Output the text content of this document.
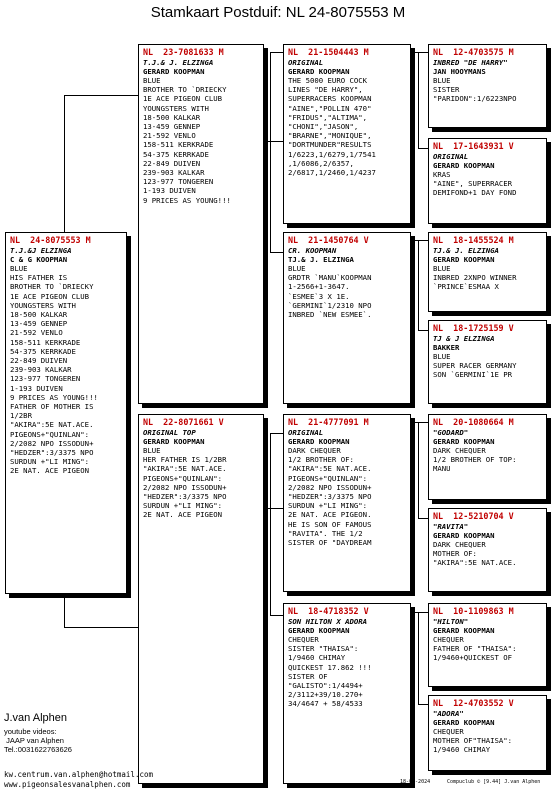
Stamkaart Postduif: NL 24-8075553 M
NL  24-8075553 M
T.J.&J ELZINGA
C & G KOOPMAN
BLUE
HIS FATHER IS
BROTHER TO `DRIECKY
1E ACE PIGEON CLUB
YOUNGSTERS WITH
18-500 KALKAR
13-459 GENNEP
21-592 VENLO
158-511 KERKRADE
54-375 KERRKADE
22-849 DUIVEN
239-903 KALKAR
123-977 TONGEREN
1-193 DUIVEN
9 PRICES AS YOUNG!!!
FATHER OF MOTHER IS
1/2BR
"AKIRA":5E NAT.ACE.
PIGEONS+"QUINLAN":
2/2082 NPO ISSODUN+
"HEDZER":3/3375 NPO
SURDUN +"LI MING":
2E NAT. ACE PIGEON
NL  23-7081633 M
T.J.& J. ELZINGA
GERARD KOOPMAN
BLUE
BROTHER TO `DRIECKY
1E ACE PIGEON CLUB
YOUNGSTERS WITH
18-500 KALKAR
13-459 GENNEP
21-592 VENLO
158-511 KERKRADE
54-375 KERRKADE
22-849 DUIVEN
239-903 KALKAR
123-977 TONGEREN
1-193 DUIVEN
9 PRICES AS YOUNG!!!
NL  22-8071661 V
ORIGINAL TOP
GERARD KOOPMAN
BLUE
HER FATHER IS 1/2BR
"AKIRA":5E NAT.ACE.
PIGEONS+"QUINLAN":
2/2082 NPO ISSODUN+
"HEDZER":3/3375 NPO
SURDUN +"LI MING":
2E NAT. ACE PIGEON
NL  21-1504443 M
ORIGINAL
GERARD KOOPMAN
THE 5000 EURO COCK
LINES "DE HARRY",
SUPERRACERS KOOPMAN
"AINE","POLLIN 470"
"FRIDUS","ALTIMA",
"CHONI","JASON",
"BRARNE","MONIQUE",
"DORTMUNDER"RESULTS
1/6223,1/6279,1/7541
,1/6086,2/6357,
2/6817,1/2460,1/4237
NL  21-1450764 V
CR. KOOPMAN
TJ.& J. ELZINGA
BLUE
GRDTR `MANU`KOOPMAN
1-2566+1-3647.
`ESMEE`3 X 1E.
`GERMINI`1/2310 NPO
INBRED `NEW ESMEE`.
NL  21-4777091 M
ORIGINAL
GERARD KOOPMAN
DARK CHEQUER
1/2 BROTHER OF:
"AKIRA":5E NAT.ACE.
PIGEONS+"QUINLAN":
2/2082 NPO ISSODUN+
"HEDZER":3/3375 NPO
SURDUN +"LI MING":
2E NAT. ACE PIGEON.
HE IS SON OF FAMOUS
"RAVITA". THE 1/2
SISTER OF "DAYDREAM
NL  18-4718352 V
SON HILTON X ADORA
GERARD KOOPMAN
CHEQUER
SISTER "THAISA":
1/9460 CHIMAY
QUICKEST 17.862 !!!
SISTER OF
"GALISTO":1/4494+
2/3112+39/10.270+
34/4647 + 58/4533
NL  12-4703575 M
INBRED "DE HARRY"
JAN HOOYMANS
BLUE
SISTER
"PARIDON":1/6223NPO
NL  17-1643931 V
ORIGINAL
GERARD KOOPMAN
KRAS
"AINE", SUPERRACER
DEMIFOND+1 DAY FOND
NL  18-1455524 M
TJ.& J. ELZINGA
GERARD KOOPMAN
BLUE
INBRED 2XNPO WINNER
`PRINCE`ESMAA X
NL  18-1725159 V
TJ & J ELZINGA
BAKKER
BLUE
SUPER RACER GERMANY
SON `GERMINI`1E PR
NL  20-1080664 M
"GODARD"
GERARD KOOPMAN
DARK CHEQUER
1/2 BROTHER OF TOP:
MANU
NL  12-5210704 V
"RAVITA"
GERARD KOOPMAN
DARK CHEQUER
MOTHER OF:
"AKIRA":5E NAT.ACE.
NL  10-1109863 M
"HILTON"
GERARD KOOPMAN
CHEQUER
FATHER OF "THAISA":
1/9460+QUICKEST OF
NL  12-4703552 V
"ADORA"
GERARD KOOPMAN
CHEQUER
MOTHER OF"THAISA":
1/9460 CHIMAY
J.van Alphen
youtube videos:
JAAP van Alphen
Tel.:0031622763626
kw.centrum.van.alphen@hotmail.com
www.pigeonsalesvanalphen.com	18-08-2024	Compuclub © [9.44] J.van Alphen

━━━━━━━━━━━━━━━━━━━━━━━━━━━━━━

Return the material word for word. Pictures are not part of the copy.

--- Result for this task ---
Output the text content of this document.
Stamkaart Postduif: NL 24-8075553 M
NL  24-8075553 M
T.J.&J ELZINGA
C & G KOOPMAN
BLUE
HIS FATHER IS
BROTHER TO `DRIECKY
1E ACE PIGEON CLUB
YOUNGSTERS WITH
18-500 KALKAR
13-459 GENNEP
21-592 VENLO
158-511 KERKRADE
54-375 KERRKADE
22-849 DUIVEN
239-903 KALKAR
123-977 TONGEREN
1-193 DUIVEN
9 PRICES AS YOUNG!!!
FATHER OF MOTHER IS
1/2BR
"AKIRA":5E NAT.ACE.
PIGEONS+"QUINLAN":
2/2082 NPO ISSODUN+
"HEDZER":3/3375 NPO
SURDUN +"LI MING":
2E NAT. ACE PIGEON
NL  23-7081633 M
T.J.& J. ELZINGA
GERARD KOOPMAN
BLUE
BROTHER TO `DRIECKY
1E ACE PIGEON CLUB
YOUNGSTERS WITH
18-500 KALKAR
13-459 GENNEP
21-592 VENLO
158-511 KERKRADE
54-375 KERRKADE
22-849 DUIVEN
239-903 KALKAR
123-977 TONGEREN
1-193 DUIVEN
9 PRICES AS YOUNG!!!
NL  22-8071661 V
ORIGINAL TOP
GERARD KOOPMAN
BLUE
HER FATHER IS 1/2BR
"AKIRA":5E NAT.ACE.
PIGEONS+"QUINLAN":
2/2082 NPO ISSODUN+
"HEDZER":3/3375 NPO
SURDUN +"LI MING":
2E NAT. ACE PIGEON
NL  21-1504443 M
ORIGINAL
GERARD KOOPMAN
THE 5000 EURO COCK
LINES "DE HARRY",
SUPERRACERS KOOPMAN
"AINE","POLLIN 470"
"FRIDUS","ALTIMA",
"CHONI","JASON",
"BRARNE","MONIQUE",
"DORTMUNDER"RESULTS
1/6223,1/6279,1/7541
,1/6086,2/6357,
2/6817,1/2460,1/4237
NL  21-1450764 V
CR. KOOPMAN
TJ.& J. ELZINGA
BLUE
GRDTR `MANU`KOOPMAN
1-2566+1-3647.
`ESMEE`3 X 1E.
`GERMINI`1/2310 NPO
INBRED `NEW ESMEE`.
NL  21-4777091 M
ORIGINAL
GERARD KOOPMAN
DARK CHEQUER
1/2 BROTHER OF:
"AKIRA":5E NAT.ACE.
PIGEONS+"QUINLAN":
2/2082 NPO ISSODUN+
"HEDZER":3/3375 NPO
SURDUN +"LI MING":
2E NAT. ACE PIGEON.
HE IS SON OF FAMOUS
"RAVITA". THE 1/2
SISTER OF "DAYDREAM
NL  18-4718352 V
SON HILTON X ADORA
GERARD KOOPMAN
CHEQUER
SISTER "THAISA":
1/9460 CHIMAY
QUICKEST 17.862 !!!
SISTER OF
"GALISTO":1/4494+
2/3112+39/10.270+
34/4647 + 58/4533
NL  12-4703575 M
INBRED "DE HARRY"
JAN HOOYMANS
BLUE
SISTER
"PARIDON":1/6223NPO
NL  17-1643931 V
ORIGINAL
GERARD KOOPMAN
KRAS
"AINE", SUPERRACER
DEMIFOND+1 DAY FOND
NL  18-1455524 M
TJ.& J. ELZINGA
GERARD KOOPMAN
BLUE
INBRED 2XNPO WINNER
`PRINCE`ESMAA X
NL  18-1725159 V
TJ & J ELZINGA
BAKKER
BLUE
SUPER RACER GERMANY
SON `GERMINI`1E PR
NL  20-1080664 M
"GODARD"
GERARD KOOPMAN
DARK CHEQUER
1/2 BROTHER OF TOP:
MANU
NL  12-5210704 V
"RAVITA"
GERARD KOOPMAN
DARK CHEQUER
MOTHER OF:
"AKIRA":5E NAT.ACE.
NL  10-1109863 M
"HILTON"
GERARD KOOPMAN
CHEQUER
FATHER OF "THAISA":
1/9460+QUICKEST OF
NL  12-4703552 V
"ADORA"
GERARD KOOPMAN
CHEQUER
MOTHER OF"THAISA":
1/9460 CHIMAY
J.van Alphen
youtube videos:
JAAP van Alphen
Tel.:0031622763626
kw.centrum.van.alphen@hotmail.com
www.pigeonsalesvanalphen.com	18-08-2024	Compuclub © [9.44] J.van Alphen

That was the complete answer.